• **What to work on**:
In the entries below, find every line holding the string "Query" and collect it.

• **Records for the exercise**:
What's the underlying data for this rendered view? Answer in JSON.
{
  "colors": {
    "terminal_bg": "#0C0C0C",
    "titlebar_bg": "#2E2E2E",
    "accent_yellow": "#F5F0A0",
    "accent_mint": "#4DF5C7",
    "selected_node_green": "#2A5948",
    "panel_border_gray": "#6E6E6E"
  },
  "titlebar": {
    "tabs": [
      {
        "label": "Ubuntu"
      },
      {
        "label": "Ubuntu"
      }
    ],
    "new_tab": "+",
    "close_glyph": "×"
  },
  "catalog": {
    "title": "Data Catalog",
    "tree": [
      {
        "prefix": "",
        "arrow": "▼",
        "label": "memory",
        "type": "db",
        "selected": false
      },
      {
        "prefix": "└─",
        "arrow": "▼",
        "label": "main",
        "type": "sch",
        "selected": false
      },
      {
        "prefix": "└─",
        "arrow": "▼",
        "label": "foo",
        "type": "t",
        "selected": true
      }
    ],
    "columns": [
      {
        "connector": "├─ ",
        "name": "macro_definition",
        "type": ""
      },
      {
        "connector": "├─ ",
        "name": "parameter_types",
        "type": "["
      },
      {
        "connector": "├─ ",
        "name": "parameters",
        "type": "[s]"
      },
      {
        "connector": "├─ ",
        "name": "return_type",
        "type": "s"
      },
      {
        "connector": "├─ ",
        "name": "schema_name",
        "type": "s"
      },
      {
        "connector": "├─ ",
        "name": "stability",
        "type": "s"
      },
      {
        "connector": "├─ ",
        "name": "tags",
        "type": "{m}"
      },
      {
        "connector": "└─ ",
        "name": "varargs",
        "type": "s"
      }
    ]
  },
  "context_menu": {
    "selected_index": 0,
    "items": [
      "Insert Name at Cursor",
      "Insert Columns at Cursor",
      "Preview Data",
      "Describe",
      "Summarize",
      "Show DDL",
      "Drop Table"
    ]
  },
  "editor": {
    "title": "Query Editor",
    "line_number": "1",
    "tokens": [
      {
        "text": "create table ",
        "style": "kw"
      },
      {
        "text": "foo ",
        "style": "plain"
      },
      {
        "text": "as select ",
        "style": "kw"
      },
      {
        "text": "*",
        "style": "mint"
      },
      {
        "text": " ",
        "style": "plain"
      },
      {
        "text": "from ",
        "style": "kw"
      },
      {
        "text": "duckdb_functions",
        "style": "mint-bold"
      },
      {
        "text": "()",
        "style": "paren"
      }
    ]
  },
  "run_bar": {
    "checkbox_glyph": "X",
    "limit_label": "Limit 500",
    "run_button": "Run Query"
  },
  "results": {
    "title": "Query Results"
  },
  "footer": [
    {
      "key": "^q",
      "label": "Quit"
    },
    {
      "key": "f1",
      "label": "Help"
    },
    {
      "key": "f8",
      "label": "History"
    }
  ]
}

• **Output of the exercise**:
    "title": "Query Editor",
    "run_button": "Run Query"
    "title": "Query Results"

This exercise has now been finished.